> [THE REQUEST]
Give the listing again in full, exactly as written.

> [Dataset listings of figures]
============
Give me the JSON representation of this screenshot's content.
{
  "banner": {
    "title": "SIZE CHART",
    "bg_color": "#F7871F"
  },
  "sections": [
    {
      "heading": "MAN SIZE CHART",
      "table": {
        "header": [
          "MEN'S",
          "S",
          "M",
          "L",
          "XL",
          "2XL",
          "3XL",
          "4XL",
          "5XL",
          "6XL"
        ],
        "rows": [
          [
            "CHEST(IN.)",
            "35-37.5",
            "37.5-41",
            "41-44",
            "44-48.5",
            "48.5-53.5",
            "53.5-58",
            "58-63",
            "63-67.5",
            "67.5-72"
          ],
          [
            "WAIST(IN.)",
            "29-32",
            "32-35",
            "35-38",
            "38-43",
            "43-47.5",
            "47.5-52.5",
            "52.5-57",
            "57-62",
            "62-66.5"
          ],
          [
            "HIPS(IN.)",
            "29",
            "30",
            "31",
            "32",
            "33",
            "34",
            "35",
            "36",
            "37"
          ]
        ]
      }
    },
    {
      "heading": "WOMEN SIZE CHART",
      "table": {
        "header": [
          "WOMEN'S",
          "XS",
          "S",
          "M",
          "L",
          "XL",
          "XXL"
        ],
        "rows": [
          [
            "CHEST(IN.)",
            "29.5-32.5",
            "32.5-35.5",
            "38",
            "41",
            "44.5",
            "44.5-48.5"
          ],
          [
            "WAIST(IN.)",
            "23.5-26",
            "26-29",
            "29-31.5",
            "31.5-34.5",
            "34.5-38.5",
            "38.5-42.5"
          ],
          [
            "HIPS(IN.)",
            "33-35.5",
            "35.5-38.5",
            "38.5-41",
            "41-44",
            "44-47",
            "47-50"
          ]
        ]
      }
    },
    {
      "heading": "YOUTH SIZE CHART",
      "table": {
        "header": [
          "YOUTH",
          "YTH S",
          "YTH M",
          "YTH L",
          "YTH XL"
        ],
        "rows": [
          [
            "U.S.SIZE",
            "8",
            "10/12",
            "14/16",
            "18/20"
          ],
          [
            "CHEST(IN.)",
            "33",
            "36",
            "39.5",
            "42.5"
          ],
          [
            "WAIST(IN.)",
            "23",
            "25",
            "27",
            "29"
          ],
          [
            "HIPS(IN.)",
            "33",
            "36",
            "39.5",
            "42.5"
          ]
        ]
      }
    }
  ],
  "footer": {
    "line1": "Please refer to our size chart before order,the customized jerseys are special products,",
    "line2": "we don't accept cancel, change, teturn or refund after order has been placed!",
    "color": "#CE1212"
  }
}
============
> [FULL SOLUTION]
Give me the JSON representation of this screenshot's content.
{
  "banner": {
    "title": "SIZE CHART",
    "bg_color": "#F7871F"
  },
  "sections": [
    {
      "heading": "MAN SIZE CHART",
      "table": {
        "header": [
          "MEN'S",
          "S",
          "M",
          "L",
          "XL",
          "2XL",
          "3XL",
          "4XL",
          "5XL",
          "6XL"
        ],
        "rows": [
          [
            "CHEST(IN.)",
            "35-37.5",
            "37.5-41",
            "41-44",
            "44-48.5",
            "48.5-53.5",
            "53.5-58",
            "58-63",
            "63-67.5",
            "67.5-72"
          ],
          [
            "WAIST(IN.)",
            "29-32",
            "32-35",
            "35-38",
            "38-43",
            "43-47.5",
            "47.5-52.5",
            "52.5-57",
            "57-62",
            "62-66.5"
          ],
          [
            "HIPS(IN.)",
            "29",
            "30",
            "31",
            "32",
            "33",
            "34",
            "35",
            "36",
            "37"
          ]
        ]
      }
    },
    {
      "heading": "WOMEN SIZE CHART",
      "table": {
        "header": [
          "WOMEN'S",
          "XS",
          "S",
          "M",
          "L",
          "XL",
          "XXL"
        ],
        "rows": [
          [
            "CHEST(IN.)",
            "29.5-32.5",
            "32.5-35.5",
            "38",
            "41",
            "44.5",
            "44.5-48.5"
          ],
          [
            "WAIST(IN.)",
            "23.5-26",
            "26-29",
            "29-31.5",
            "31.5-34.5",
            "34.5-38.5",
            "38.5-42.5"
          ],
          [
            "HIPS(IN.)",
            "33-35.5",
            "35.5-38.5",
            "38.5-41",
            "41-44",
            "44-47",
            "47-50"
          ]
        ]
      }
    },
    {
      "heading": "YOUTH SIZE CHART",
      "table": {
        "header": [
          "YOUTH",
          "YTH S",
          "YTH M",
          "YTH L",
          "YTH XL"
        ],
        "rows": [
          [
            "U.S.SIZE",
            "8",
            "10/12",
            "14/16",
            "18/20"
          ],
          [
            "CHEST(IN.)",
            "33",
            "36",
            "39.5",
            "42.5"
          ],
          [
            "WAIST(IN.)",
            "23",
            "25",
            "27",
            "29"
          ],
          [
            "HIPS(IN.)",
            "33",
            "36",
            "39.5",
            "42.5"
          ]
        ]
      }
    }
  ],
  "footer": {
    "line1": "Please refer to our size chart before order,the customized jerseys are special products,",
    "line2": "we don't accept cancel, change, teturn or refund after order has been placed!",
    "color": "#CE1212"
  }
}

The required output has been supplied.